Data records
-=-=-=-=-

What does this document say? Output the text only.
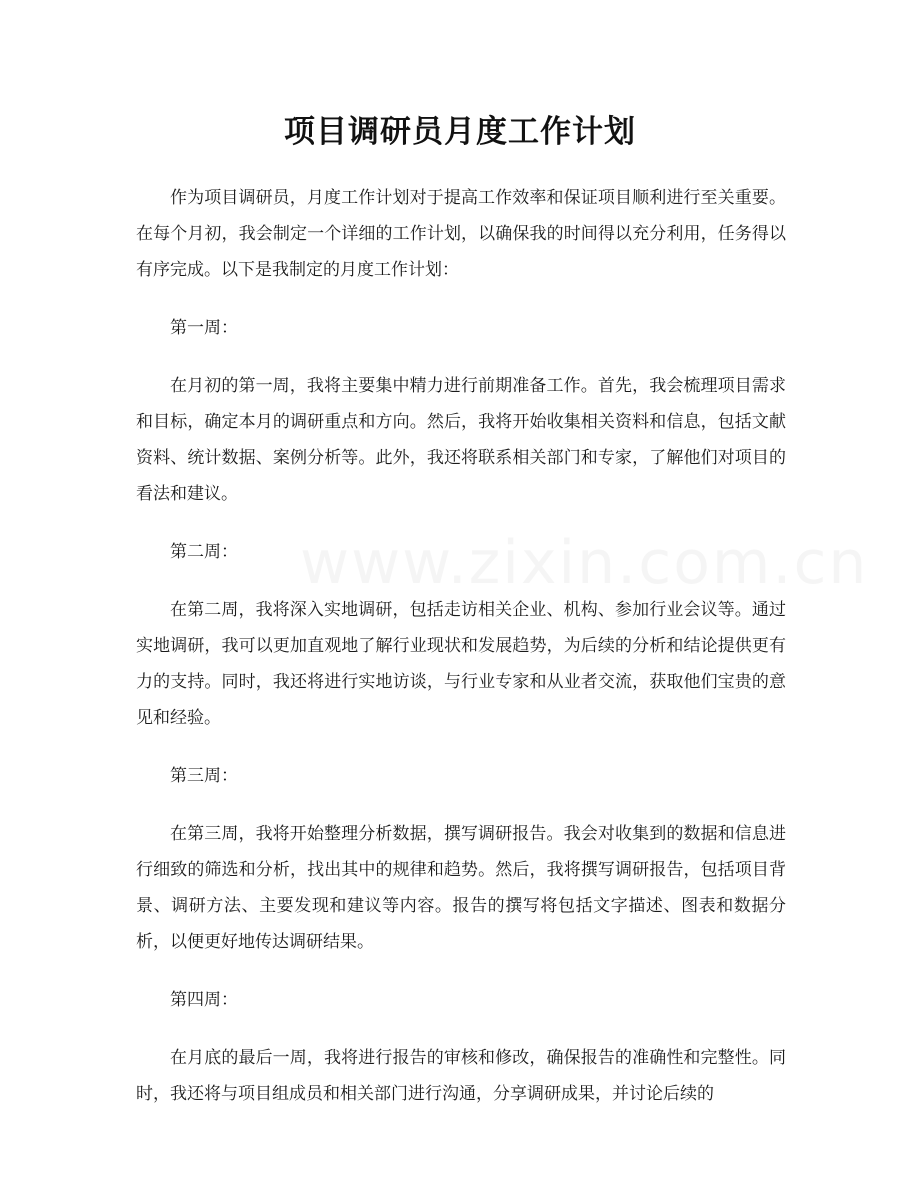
项目调研员月度工作计划
www.zixin.com.cn

作为项目调研员，月度工作计划对于提高工作效率和保证项目顺利进行至关重要。在每个月初，我会制定一个详细的工作计划，以确保我的时间得以充分利用，任务得以有序完成。以下是我制定的月度工作计划：

第一周：

在月初的第一周，我将主要集中精力进行前期准备工作。首先，我会梳理项目需求和目标，确定本月的调研重点和方向。然后，我将开始收集相关资料和信息，包括文献资料、统计数据、案例分析等。此外，我还将联系相关部门和专家，了解他们对项目的看法和建议。

第二周：

在第二周，我将深入实地调研，包括走访相关企业、机构、参加行业会议等。通过实地调研，我可以更加直观地了解行业现状和发展趋势，为后续的分析和结论提供更有力的支持。同时，我还将进行实地访谈，与行业专家和从业者交流，获取他们宝贵的意见和经验。

第三周：

在第三周，我将开始整理分析数据，撰写调研报告。我会对收集到的数据和信息进行细致的筛选和分析，找出其中的规律和趋势。然后，我将撰写调研报告，包括项目背景、调研方法、主要发现和建议等内容。报告的撰写将包括文字描述、图表和数据分析，以便更好地传达调研结果。

第四周：

在月底的最后一周，我将进行报告的审核和修改，确保报告的准确性和完整性。同时，我还将与项目组成员和相关部门进行沟通，分享调研成果，并讨论后续的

-=-=-=-=-

Problem requirements
Repeat the data exactly, dropping every picture it holds.

Answer to the problem
What does this document say? Output the text only.
项目调研员月度工作计划
www.zixin.com.cn

作为项目调研员，月度工作计划对于提高工作效率和保证项目顺利进行至关重要。在每个月初，我会制定一个详细的工作计划，以确保我的时间得以充分利用，任务得以有序完成。以下是我制定的月度工作计划：

第一周：

在月初的第一周，我将主要集中精力进行前期准备工作。首先，我会梳理项目需求和目标，确定本月的调研重点和方向。然后，我将开始收集相关资料和信息，包括文献资料、统计数据、案例分析等。此外，我还将联系相关部门和专家，了解他们对项目的看法和建议。

第二周：

在第二周，我将深入实地调研，包括走访相关企业、机构、参加行业会议等。通过实地调研，我可以更加直观地了解行业现状和发展趋势，为后续的分析和结论提供更有力的支持。同时，我还将进行实地访谈，与行业专家和从业者交流，获取他们宝贵的意见和经验。

第三周：

在第三周，我将开始整理分析数据，撰写调研报告。我会对收集到的数据和信息进行细致的筛选和分析，找出其中的规律和趋势。然后，我将撰写调研报告，包括项目背景、调研方法、主要发现和建议等内容。报告的撰写将包括文字描述、图表和数据分析，以便更好地传达调研结果。

第四周：

在月底的最后一周，我将进行报告的审核和修改，确保报告的准确性和完整性。同时，我还将与项目组成员和相关部门进行沟通，分享调研成果，并讨论后续的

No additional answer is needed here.